● Aim of the task: Set out every line bearing the string "xlabel".

____________________

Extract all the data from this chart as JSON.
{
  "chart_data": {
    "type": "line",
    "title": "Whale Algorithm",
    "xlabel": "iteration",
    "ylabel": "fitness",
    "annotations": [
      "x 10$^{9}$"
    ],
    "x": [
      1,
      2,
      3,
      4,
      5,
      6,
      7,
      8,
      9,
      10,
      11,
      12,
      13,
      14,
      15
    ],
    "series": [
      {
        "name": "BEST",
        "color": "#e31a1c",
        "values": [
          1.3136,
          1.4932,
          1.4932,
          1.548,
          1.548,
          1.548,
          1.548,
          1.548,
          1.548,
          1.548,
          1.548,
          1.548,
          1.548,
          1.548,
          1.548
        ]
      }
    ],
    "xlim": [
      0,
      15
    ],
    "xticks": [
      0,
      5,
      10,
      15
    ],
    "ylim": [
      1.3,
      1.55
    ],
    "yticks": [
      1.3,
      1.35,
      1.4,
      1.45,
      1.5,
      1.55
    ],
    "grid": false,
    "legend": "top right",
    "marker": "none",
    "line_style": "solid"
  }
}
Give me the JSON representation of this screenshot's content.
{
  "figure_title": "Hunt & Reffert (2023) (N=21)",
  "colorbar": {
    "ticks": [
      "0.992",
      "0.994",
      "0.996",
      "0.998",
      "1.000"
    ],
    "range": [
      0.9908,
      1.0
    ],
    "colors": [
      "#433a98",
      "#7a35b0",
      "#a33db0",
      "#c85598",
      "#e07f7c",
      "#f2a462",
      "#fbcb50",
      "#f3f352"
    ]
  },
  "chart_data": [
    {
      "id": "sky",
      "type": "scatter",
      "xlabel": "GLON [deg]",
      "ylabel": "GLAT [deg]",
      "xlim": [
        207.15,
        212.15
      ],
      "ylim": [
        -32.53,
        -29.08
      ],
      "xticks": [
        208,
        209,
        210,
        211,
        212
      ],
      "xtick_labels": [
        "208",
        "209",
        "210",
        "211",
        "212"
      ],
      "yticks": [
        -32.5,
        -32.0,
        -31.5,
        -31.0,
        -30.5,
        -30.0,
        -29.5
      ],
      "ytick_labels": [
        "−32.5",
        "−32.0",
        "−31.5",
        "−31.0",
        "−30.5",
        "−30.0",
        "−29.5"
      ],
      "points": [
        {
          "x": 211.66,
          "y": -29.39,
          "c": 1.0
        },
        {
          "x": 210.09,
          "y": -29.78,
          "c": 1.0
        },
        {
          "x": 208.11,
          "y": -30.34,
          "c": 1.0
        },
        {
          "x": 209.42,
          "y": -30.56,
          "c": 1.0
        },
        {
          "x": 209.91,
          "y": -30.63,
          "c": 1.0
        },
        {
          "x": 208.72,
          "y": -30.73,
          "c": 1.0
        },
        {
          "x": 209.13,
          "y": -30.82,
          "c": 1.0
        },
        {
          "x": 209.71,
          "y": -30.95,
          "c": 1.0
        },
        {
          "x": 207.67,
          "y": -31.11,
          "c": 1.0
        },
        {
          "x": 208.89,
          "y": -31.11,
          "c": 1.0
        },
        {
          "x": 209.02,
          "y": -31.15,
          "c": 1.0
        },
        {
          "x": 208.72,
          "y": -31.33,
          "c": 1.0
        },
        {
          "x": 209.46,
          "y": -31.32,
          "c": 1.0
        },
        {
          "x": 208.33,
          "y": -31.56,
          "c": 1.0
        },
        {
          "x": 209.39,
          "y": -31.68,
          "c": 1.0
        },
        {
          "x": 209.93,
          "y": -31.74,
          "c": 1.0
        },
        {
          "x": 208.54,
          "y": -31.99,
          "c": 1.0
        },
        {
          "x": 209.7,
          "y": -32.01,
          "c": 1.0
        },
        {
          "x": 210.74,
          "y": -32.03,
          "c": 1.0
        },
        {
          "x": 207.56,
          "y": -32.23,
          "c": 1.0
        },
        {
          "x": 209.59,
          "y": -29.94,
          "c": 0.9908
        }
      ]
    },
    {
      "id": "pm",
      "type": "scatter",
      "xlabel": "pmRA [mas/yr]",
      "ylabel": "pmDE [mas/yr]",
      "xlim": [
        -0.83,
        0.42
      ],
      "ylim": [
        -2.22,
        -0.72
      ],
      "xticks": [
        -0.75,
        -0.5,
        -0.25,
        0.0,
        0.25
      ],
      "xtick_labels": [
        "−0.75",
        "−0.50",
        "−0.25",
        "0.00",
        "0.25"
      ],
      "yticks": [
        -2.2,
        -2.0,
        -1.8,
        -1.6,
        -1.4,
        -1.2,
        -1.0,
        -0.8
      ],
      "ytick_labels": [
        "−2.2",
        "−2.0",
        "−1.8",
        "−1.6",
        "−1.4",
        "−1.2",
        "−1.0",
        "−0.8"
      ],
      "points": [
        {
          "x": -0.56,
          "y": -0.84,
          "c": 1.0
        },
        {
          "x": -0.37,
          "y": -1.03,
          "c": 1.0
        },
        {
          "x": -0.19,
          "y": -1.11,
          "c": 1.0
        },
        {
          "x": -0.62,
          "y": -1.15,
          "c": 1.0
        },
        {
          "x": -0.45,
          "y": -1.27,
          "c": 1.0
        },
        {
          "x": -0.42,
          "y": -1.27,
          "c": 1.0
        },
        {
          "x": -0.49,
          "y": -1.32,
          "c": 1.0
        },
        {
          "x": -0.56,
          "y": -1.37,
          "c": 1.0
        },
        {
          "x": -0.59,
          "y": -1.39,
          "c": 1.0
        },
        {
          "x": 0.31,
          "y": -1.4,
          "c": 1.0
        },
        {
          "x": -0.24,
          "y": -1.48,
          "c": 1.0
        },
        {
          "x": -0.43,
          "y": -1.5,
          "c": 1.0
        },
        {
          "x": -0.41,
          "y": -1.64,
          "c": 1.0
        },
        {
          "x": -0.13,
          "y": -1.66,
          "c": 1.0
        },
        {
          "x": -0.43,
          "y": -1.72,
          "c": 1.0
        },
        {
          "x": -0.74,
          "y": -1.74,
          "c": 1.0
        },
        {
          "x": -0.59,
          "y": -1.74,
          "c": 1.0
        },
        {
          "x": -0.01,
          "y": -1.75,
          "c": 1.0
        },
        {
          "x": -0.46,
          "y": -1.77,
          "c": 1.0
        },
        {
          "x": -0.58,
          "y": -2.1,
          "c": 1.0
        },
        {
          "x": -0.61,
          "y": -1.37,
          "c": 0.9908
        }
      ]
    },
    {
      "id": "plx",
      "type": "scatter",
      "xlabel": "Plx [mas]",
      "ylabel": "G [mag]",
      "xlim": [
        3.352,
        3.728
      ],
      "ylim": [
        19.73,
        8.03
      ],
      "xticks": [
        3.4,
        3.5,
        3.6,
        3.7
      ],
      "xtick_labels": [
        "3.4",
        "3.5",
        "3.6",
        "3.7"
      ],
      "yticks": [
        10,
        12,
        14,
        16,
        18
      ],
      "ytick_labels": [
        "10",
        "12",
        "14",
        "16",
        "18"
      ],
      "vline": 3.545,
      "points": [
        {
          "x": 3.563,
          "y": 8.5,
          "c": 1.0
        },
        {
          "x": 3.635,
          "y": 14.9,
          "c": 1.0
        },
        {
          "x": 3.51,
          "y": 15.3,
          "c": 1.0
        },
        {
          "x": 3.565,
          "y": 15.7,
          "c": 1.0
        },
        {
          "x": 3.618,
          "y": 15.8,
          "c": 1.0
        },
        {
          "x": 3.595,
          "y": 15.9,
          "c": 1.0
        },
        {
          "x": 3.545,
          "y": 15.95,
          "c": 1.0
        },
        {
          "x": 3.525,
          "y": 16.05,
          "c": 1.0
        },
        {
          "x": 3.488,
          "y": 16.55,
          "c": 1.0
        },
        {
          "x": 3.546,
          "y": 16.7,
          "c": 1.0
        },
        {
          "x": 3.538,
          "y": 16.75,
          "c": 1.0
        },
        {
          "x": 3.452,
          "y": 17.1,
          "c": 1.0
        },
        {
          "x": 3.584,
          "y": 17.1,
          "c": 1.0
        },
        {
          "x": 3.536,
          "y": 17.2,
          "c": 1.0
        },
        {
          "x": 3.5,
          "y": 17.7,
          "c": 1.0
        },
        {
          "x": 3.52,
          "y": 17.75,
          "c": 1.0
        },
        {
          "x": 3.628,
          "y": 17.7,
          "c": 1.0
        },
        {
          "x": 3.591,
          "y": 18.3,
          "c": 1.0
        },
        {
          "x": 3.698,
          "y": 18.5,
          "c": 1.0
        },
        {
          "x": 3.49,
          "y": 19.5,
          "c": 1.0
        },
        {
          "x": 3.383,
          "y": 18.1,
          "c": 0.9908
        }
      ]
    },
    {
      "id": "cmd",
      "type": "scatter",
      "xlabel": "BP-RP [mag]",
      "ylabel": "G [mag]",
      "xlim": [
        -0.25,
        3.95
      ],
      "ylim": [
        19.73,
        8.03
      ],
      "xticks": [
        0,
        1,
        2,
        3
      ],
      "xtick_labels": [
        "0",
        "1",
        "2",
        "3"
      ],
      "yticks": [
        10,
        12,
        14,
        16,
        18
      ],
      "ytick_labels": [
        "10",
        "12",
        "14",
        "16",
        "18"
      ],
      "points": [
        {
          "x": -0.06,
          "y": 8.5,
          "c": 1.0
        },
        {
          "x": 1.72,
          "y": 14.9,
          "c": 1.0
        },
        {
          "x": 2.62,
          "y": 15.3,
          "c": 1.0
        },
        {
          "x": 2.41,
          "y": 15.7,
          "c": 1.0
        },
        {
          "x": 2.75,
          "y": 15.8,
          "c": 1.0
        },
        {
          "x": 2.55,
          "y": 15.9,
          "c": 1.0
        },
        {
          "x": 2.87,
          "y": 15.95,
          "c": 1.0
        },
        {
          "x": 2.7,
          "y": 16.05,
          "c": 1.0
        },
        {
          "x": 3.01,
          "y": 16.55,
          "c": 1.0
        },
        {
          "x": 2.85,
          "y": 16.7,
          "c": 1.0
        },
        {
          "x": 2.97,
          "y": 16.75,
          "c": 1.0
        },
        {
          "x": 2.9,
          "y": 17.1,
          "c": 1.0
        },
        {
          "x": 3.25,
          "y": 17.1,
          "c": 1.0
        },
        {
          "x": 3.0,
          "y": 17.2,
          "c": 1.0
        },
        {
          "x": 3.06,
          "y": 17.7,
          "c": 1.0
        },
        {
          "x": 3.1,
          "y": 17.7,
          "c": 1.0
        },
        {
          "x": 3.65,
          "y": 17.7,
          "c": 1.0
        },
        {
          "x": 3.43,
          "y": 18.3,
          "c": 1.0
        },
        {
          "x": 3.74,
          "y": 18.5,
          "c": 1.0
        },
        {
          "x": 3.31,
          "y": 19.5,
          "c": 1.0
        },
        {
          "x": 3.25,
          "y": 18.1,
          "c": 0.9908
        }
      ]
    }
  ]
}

____________________

● Solution:
    "xlabel": "iteration",
      "xlabel": "GLON [deg]",
      "xlabel": "pmRA [mas/yr]",
      "xlabel": "Plx [mas]",
      "xlabel": "BP-RP [mag]",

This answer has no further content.